(Collected data entries)
########################################

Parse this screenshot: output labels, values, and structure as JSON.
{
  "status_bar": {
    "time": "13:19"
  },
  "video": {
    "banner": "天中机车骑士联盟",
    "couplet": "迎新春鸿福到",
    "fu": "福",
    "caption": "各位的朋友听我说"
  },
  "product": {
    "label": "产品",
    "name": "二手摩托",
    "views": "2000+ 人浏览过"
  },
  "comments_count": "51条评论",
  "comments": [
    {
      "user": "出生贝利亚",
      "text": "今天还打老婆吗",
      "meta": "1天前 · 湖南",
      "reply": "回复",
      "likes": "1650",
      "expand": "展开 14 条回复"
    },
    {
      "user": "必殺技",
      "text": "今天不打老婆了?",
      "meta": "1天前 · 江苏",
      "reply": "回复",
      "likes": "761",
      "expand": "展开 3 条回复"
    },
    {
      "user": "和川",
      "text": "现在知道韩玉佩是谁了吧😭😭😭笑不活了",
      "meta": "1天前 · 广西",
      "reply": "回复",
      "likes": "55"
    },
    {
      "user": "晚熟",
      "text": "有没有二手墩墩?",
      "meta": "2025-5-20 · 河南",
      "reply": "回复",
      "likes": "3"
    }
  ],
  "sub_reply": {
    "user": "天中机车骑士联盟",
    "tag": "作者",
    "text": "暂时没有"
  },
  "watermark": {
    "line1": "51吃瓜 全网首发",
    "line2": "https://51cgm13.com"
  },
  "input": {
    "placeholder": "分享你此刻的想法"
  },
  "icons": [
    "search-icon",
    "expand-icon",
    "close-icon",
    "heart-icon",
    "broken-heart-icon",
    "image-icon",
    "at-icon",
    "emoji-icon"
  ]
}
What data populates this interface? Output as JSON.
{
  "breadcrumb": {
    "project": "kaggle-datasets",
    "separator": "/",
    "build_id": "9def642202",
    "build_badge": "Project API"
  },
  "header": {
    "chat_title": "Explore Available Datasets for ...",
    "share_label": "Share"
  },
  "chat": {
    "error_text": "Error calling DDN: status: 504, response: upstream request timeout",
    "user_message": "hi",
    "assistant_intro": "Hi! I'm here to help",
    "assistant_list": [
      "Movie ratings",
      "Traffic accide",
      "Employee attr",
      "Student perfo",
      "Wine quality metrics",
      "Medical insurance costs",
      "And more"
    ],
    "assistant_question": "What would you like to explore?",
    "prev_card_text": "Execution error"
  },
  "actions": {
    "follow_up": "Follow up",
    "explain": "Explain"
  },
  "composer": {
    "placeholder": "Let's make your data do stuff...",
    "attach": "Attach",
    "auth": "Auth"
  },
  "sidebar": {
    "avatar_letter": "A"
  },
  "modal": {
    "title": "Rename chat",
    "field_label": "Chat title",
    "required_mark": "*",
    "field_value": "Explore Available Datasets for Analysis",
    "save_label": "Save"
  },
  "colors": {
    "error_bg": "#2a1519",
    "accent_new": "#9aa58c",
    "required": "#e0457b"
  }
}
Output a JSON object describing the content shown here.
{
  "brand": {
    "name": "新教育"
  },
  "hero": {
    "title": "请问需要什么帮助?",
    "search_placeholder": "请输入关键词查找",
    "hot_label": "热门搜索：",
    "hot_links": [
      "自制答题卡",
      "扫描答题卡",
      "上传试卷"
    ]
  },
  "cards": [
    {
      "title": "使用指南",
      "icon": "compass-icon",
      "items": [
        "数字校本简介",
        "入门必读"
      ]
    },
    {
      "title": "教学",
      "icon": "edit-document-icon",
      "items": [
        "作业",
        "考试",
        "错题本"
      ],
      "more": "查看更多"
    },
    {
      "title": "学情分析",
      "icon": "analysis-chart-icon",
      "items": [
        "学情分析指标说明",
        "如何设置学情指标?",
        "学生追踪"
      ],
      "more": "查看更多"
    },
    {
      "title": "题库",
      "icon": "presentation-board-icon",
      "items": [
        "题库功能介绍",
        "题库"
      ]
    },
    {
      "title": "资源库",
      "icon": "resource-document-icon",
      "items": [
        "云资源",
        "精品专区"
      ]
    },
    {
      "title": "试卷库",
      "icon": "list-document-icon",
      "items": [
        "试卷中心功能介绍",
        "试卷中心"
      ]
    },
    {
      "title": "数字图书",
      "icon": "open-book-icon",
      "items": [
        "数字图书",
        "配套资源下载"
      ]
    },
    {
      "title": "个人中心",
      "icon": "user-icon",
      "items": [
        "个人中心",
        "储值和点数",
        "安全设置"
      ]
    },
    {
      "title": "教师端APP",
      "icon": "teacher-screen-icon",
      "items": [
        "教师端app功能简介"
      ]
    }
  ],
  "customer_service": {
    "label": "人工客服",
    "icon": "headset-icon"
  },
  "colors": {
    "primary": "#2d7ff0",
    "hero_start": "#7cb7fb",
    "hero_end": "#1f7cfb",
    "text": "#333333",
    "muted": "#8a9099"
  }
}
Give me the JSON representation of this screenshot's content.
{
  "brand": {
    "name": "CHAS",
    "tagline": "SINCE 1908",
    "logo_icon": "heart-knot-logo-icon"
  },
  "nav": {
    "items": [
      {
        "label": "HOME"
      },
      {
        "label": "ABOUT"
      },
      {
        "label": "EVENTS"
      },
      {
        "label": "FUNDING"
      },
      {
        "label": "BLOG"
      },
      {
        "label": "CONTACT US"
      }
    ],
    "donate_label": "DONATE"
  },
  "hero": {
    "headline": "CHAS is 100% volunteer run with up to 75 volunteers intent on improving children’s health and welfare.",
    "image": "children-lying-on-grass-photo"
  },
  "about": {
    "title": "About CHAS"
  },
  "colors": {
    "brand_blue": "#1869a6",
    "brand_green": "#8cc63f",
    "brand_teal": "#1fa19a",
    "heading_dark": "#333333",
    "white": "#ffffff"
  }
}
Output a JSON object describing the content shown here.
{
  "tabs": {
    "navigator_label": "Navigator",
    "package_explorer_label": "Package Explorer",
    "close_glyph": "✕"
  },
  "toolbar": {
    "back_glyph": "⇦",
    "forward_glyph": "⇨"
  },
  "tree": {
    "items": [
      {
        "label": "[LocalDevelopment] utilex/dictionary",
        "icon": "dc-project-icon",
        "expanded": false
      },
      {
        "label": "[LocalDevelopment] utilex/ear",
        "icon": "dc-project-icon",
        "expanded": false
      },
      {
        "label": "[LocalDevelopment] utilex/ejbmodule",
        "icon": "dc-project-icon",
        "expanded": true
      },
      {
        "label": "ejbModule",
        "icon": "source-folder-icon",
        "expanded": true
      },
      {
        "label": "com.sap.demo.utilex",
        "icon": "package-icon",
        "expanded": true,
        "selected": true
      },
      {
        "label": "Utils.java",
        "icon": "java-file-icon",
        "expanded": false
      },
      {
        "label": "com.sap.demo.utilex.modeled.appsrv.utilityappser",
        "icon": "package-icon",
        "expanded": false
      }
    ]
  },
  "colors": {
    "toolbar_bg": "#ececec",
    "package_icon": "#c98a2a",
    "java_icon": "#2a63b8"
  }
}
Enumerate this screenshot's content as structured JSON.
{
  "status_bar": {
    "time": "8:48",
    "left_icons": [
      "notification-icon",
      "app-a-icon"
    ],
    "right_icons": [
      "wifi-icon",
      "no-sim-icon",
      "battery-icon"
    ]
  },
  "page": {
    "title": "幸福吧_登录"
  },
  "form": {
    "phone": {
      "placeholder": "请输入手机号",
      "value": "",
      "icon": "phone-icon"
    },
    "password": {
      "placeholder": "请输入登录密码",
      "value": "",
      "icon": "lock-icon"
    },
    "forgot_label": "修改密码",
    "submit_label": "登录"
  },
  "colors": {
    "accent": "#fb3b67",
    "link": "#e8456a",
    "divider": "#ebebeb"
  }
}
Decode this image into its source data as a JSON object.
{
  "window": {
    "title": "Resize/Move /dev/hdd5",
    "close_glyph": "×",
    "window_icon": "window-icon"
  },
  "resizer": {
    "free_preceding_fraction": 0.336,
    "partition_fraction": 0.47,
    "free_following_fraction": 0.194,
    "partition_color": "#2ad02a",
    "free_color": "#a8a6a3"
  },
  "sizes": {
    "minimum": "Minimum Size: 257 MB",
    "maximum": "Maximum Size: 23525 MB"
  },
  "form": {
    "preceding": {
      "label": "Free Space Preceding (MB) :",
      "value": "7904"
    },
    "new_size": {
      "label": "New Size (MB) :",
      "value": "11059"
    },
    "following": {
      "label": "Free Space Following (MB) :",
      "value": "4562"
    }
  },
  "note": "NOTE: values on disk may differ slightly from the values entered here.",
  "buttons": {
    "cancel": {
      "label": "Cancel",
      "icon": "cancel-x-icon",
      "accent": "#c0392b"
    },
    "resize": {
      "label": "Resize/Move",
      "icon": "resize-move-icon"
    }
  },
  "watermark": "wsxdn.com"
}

########################################

Which lines above contain the word "What"? Copy each of them.

What data populates this interface? Output as JSON.
    "assistant_question": "What would you like to explore?",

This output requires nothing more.